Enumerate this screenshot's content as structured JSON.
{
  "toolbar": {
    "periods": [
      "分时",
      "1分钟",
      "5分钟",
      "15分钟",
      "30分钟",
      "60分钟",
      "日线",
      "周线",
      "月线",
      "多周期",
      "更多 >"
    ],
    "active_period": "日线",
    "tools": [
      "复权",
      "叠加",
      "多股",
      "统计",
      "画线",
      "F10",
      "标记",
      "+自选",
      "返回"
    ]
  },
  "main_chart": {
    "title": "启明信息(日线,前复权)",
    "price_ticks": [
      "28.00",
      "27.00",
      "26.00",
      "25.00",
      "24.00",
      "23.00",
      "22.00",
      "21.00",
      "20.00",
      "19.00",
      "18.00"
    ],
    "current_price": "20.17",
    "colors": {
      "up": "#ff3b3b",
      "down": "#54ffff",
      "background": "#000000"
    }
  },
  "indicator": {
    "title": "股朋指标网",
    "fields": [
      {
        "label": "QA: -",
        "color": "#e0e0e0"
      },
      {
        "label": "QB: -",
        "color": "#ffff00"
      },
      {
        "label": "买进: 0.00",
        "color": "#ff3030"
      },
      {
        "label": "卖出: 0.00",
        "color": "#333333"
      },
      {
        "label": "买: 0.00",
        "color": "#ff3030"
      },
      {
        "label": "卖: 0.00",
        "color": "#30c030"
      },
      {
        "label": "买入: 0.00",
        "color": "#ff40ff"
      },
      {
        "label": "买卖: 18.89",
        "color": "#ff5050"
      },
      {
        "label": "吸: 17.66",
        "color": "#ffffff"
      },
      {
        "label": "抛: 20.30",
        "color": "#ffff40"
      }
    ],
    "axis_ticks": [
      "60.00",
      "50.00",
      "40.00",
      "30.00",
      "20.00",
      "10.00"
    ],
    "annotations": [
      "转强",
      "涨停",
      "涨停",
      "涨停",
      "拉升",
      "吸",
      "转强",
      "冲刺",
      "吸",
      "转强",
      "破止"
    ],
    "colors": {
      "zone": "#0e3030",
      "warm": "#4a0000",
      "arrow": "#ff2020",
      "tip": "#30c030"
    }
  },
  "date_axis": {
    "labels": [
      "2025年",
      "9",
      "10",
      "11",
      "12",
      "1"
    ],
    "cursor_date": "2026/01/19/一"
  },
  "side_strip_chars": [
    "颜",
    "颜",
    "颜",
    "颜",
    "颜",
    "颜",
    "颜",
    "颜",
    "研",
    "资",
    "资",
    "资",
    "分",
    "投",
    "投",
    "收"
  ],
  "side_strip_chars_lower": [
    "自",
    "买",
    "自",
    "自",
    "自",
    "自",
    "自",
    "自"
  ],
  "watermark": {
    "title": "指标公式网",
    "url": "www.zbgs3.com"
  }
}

◆ ◆ ◆ ◆ ◆ ◆ ◆

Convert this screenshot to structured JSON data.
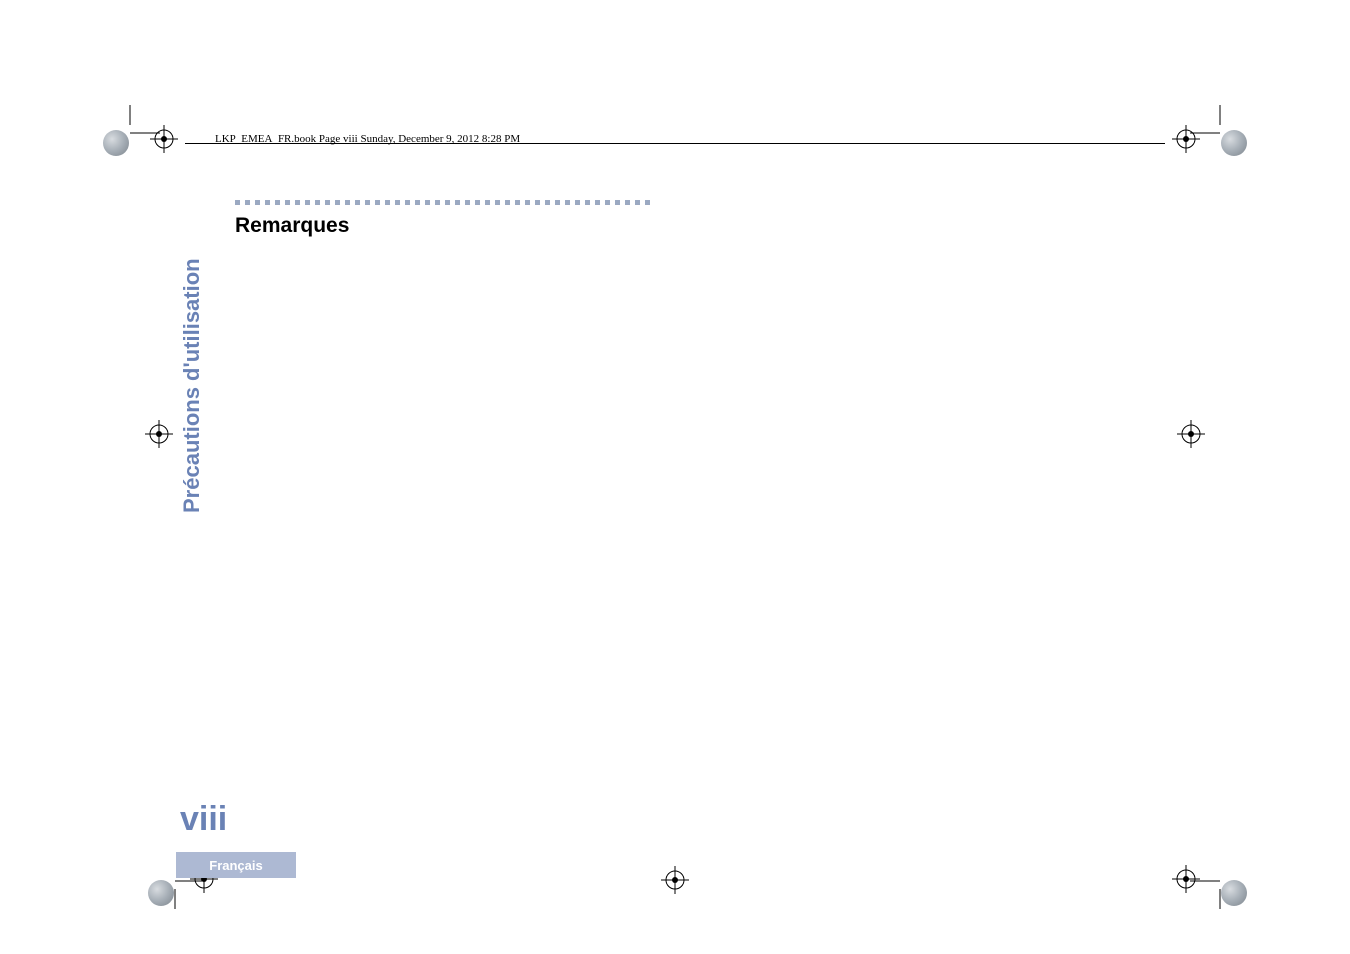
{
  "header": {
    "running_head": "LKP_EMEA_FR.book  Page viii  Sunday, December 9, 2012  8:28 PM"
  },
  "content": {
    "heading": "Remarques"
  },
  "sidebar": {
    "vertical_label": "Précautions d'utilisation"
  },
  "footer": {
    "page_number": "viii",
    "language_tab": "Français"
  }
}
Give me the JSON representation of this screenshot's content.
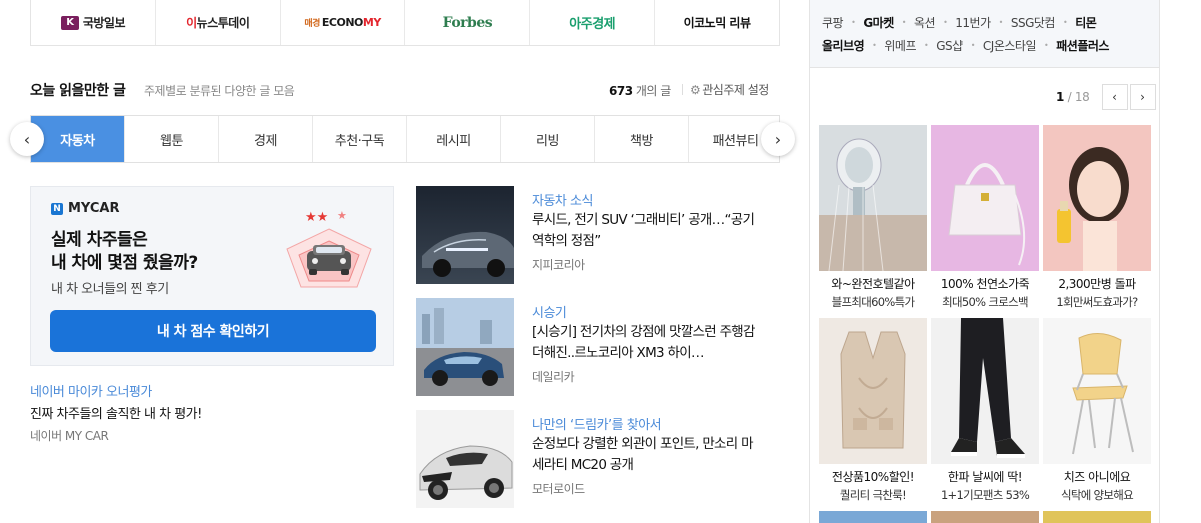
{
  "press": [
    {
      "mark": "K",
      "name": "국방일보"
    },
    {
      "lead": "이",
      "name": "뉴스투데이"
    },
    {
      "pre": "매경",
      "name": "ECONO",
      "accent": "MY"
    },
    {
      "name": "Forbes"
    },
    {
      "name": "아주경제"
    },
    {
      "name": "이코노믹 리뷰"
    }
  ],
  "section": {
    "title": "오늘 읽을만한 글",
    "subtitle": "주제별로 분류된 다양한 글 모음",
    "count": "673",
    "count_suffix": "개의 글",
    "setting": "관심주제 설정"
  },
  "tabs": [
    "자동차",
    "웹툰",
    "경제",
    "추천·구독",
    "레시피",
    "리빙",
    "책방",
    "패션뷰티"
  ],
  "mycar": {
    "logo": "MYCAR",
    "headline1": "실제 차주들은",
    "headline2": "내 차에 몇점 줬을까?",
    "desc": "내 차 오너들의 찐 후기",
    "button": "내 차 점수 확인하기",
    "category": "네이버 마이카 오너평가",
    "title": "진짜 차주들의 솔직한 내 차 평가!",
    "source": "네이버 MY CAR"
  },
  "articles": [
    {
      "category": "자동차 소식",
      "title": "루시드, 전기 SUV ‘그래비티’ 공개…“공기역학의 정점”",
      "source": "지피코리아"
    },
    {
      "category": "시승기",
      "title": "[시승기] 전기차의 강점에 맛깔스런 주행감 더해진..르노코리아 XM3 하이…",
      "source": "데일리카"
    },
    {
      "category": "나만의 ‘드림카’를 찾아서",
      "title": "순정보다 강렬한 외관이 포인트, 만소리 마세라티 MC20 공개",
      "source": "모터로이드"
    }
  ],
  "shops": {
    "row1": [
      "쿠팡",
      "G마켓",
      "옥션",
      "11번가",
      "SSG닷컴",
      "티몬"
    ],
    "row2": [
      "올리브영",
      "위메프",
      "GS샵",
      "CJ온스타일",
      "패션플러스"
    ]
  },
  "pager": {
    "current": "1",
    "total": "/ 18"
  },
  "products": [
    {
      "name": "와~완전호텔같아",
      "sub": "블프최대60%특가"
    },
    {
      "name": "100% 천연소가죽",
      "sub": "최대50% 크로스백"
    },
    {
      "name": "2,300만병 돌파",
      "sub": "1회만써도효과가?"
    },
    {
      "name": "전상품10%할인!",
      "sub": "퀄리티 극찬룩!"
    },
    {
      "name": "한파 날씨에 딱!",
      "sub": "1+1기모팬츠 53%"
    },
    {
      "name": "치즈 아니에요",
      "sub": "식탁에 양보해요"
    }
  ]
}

◆ ◆ ◆ ◆ ◆ ◆ ◆

> _EXERCISE DIRECTIONS_: Look through the entries above for the word "content". Copy every line where it shows up.

> _EXPECTED ANSWER_:
Enumerate this screenshot's content as structured JSON.
  "content": {
Give me the JSON representation of this screenshot's content.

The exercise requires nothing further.